_Short exercise_: Copy every line from the records below that holds the word "text".

_Records from a collection_:
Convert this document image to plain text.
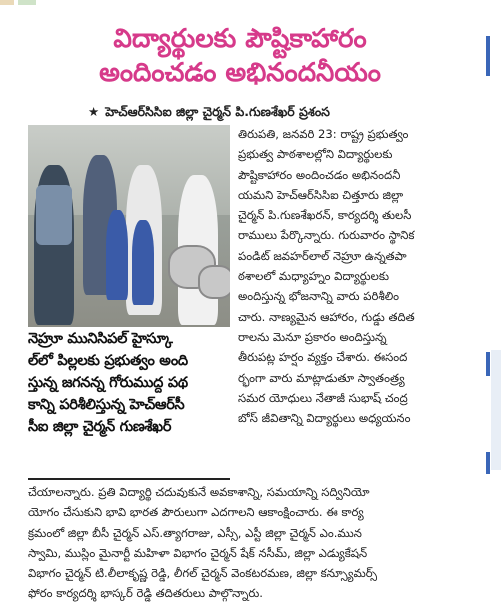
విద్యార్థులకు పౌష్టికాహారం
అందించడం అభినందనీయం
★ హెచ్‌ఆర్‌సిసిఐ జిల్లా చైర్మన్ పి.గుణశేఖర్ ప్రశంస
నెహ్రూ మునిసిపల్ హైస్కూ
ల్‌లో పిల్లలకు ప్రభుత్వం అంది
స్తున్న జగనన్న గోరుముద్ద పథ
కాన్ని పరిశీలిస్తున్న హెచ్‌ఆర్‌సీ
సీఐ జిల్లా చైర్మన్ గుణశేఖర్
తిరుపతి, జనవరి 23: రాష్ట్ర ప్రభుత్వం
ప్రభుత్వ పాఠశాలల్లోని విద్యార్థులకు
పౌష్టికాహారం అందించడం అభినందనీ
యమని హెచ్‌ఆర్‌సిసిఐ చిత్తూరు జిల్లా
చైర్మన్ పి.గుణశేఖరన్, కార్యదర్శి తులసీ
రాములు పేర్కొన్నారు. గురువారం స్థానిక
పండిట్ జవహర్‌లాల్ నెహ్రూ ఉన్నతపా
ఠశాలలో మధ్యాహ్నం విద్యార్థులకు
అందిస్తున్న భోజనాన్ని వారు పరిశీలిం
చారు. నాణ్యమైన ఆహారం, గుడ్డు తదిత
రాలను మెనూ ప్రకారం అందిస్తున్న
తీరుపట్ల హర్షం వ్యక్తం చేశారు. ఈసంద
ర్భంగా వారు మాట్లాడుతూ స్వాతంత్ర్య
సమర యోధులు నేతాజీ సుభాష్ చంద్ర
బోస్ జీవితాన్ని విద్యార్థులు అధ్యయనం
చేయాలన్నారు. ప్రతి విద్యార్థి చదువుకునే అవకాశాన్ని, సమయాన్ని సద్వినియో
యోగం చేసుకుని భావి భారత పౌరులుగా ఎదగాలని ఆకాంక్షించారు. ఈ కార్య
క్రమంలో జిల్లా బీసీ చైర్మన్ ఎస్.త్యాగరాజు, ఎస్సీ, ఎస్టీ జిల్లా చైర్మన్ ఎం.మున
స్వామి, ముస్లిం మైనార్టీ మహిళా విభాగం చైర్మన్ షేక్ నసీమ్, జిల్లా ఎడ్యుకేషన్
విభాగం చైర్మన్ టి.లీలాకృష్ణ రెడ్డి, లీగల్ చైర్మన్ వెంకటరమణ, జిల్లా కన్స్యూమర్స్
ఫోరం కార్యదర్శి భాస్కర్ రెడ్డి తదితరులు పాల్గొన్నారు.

--

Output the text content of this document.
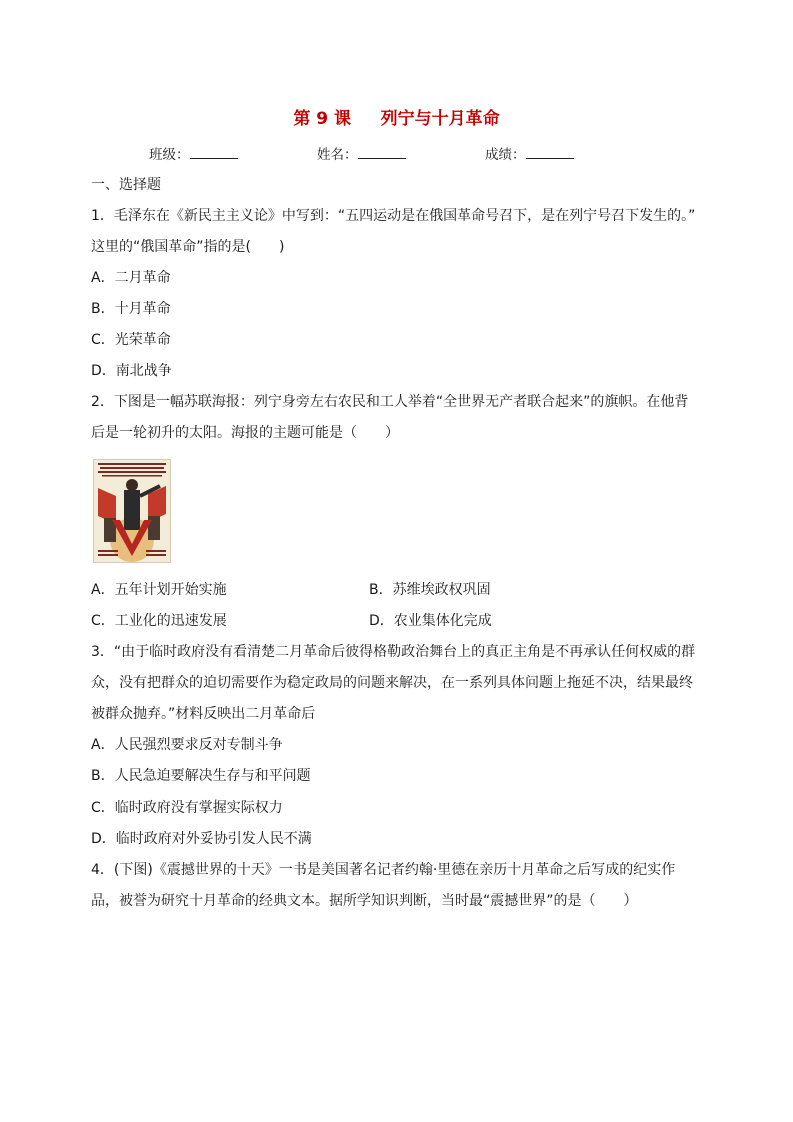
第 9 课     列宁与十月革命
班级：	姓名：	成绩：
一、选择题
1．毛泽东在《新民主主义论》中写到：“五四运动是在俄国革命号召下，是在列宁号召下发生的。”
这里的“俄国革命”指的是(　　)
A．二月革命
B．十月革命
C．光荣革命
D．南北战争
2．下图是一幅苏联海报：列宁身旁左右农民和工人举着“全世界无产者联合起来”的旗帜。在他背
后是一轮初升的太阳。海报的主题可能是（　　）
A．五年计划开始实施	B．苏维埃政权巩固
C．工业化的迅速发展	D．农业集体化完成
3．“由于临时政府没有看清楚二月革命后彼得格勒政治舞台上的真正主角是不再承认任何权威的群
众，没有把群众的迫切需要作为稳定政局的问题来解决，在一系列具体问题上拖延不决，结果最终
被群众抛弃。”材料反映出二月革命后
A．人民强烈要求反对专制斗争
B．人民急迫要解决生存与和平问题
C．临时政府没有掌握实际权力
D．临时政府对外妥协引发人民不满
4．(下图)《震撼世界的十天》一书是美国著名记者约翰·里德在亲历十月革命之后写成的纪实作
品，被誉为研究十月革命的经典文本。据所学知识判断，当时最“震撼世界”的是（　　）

==

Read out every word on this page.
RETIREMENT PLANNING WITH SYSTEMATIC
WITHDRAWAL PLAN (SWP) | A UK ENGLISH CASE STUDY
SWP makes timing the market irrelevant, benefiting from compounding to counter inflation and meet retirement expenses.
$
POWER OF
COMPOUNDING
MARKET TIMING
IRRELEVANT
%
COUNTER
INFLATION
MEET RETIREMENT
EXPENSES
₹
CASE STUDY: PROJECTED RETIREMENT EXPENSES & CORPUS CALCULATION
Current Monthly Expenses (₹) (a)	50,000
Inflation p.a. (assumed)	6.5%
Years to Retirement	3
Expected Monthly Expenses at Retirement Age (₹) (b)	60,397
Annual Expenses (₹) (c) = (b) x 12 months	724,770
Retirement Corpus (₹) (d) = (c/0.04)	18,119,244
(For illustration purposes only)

_Task result_:
Convert this document image to plain text.
Output the text content of this document.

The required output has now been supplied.